* **Task details**: Copy word for word the part of the passage on confrontation at work, starting with "But we do know" and going on through "into deeper understanding.".

╭─ Reading text

But we do know this: If we are awake and engaged in our work, it will come. There is no escape. The more we are already "all in", the easier it will be for us to respond to whatever comes our way. The more we are able to flex to the moment and make wise choices that serve the greater good, the more powerful the outcomes will be.

My moment of confrontation, at Lucent, did not allow me the luxury of deep deliberation. I had to trust myself, be in the moment, and go with the flow. But even more than that, I had to be willing to reframe what seemed to be a problem into an opportunity. I had to make lemonade out of lemons, on the spot, and not squirt anything in the eyes of the people I was there to serve.

My task was not to find fault with the fault finder (an easy thing to do), but to transform the moment into deeper understanding.

On the front lines of business, it is extremely easy to find fault in others. Even on a good day, most of us are woefully imperfect -- filled with a lifetime's worth of quirks, projections, fears, habits, and routines -- the kind of stuff that bugs even our closest friends. Throw in the X factor of stress, heavy workloads, and constantly changing priorities and you have a formula for... well... major heckling.

╰─
╭─ Material provided

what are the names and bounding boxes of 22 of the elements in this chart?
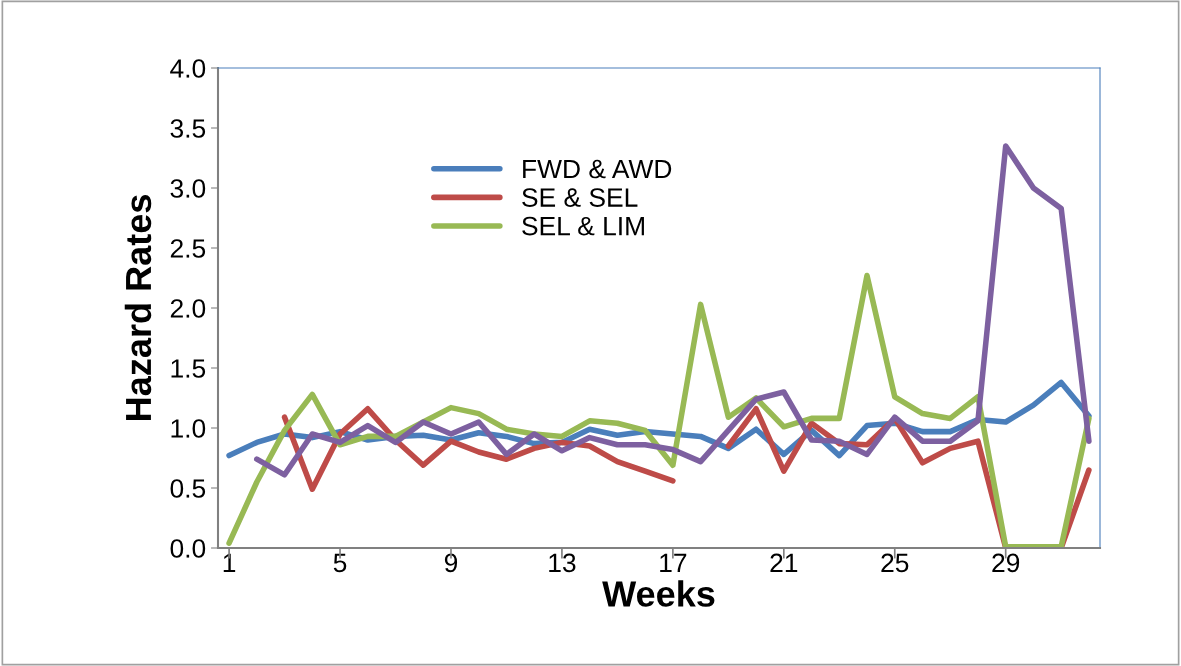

╰─
╭─ Material provided

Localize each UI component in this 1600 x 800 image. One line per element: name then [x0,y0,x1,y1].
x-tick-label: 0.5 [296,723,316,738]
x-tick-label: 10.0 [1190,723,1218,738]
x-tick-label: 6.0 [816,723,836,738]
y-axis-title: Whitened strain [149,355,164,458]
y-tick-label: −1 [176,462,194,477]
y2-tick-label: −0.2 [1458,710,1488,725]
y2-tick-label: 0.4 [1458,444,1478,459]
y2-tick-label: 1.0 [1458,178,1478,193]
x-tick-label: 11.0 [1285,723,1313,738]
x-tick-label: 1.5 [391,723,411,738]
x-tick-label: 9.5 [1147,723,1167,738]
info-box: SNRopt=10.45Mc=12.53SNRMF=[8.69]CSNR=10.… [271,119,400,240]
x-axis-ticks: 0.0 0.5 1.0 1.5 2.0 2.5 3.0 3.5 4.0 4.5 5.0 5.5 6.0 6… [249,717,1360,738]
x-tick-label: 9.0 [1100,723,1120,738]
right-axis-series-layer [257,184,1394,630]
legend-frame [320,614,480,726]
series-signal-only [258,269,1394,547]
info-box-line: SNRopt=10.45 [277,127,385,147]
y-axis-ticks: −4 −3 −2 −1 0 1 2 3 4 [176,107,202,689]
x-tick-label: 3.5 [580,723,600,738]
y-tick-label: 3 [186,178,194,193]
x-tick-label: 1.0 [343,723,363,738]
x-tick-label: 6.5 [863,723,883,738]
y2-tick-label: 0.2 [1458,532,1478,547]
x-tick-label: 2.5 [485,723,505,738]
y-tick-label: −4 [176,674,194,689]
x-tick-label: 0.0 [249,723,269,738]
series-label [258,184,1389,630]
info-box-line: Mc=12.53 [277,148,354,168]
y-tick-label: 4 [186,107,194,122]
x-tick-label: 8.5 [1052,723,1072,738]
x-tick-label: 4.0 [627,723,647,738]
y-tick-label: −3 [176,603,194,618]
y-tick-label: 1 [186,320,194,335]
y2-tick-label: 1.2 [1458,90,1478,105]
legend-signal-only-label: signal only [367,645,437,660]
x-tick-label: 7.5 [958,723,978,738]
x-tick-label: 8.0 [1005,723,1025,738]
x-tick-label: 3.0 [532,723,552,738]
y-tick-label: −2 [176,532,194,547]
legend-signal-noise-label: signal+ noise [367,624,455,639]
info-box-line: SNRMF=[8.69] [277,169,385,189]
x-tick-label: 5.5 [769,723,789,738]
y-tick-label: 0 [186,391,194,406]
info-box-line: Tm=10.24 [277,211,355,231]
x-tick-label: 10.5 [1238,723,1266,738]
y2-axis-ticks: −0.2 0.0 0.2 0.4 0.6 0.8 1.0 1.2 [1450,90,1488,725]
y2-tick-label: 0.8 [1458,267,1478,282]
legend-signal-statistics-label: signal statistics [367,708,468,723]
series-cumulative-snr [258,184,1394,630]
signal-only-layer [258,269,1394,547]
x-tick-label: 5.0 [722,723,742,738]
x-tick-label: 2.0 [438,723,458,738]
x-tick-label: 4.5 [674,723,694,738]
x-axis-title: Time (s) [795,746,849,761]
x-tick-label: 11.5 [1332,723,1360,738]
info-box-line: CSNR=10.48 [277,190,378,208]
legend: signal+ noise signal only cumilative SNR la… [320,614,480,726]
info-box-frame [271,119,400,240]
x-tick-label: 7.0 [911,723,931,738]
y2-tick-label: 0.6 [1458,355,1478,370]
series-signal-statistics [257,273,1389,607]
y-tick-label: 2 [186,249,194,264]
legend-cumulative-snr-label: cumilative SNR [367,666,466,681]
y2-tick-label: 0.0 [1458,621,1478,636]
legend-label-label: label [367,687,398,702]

╰─

* **Solution below**:
But we do know this: If we are awake and engaged in our work, it will come. There is no escape. The more we are already "all in", the easier it will be for us to respond to whatever comes our way. The more we are able to flex to the moment and make wise choices that serve the greater good, the more powerful the outcomes will be.

My moment of confrontation, at Lucent, did not allow me the luxury of deep deliberation. I had to trust myself, be in the moment, and go with the flow. But even more than that, I had to be willing to reframe what seemed to be a problem into an opportunity. I had to make lemonade out of lemons, on the spot, and not squirt anything in the eyes of the people I was there to serve.

My task was not to find fault with the fault finder (an easy thing to do), but to transform the moment into deeper understanding.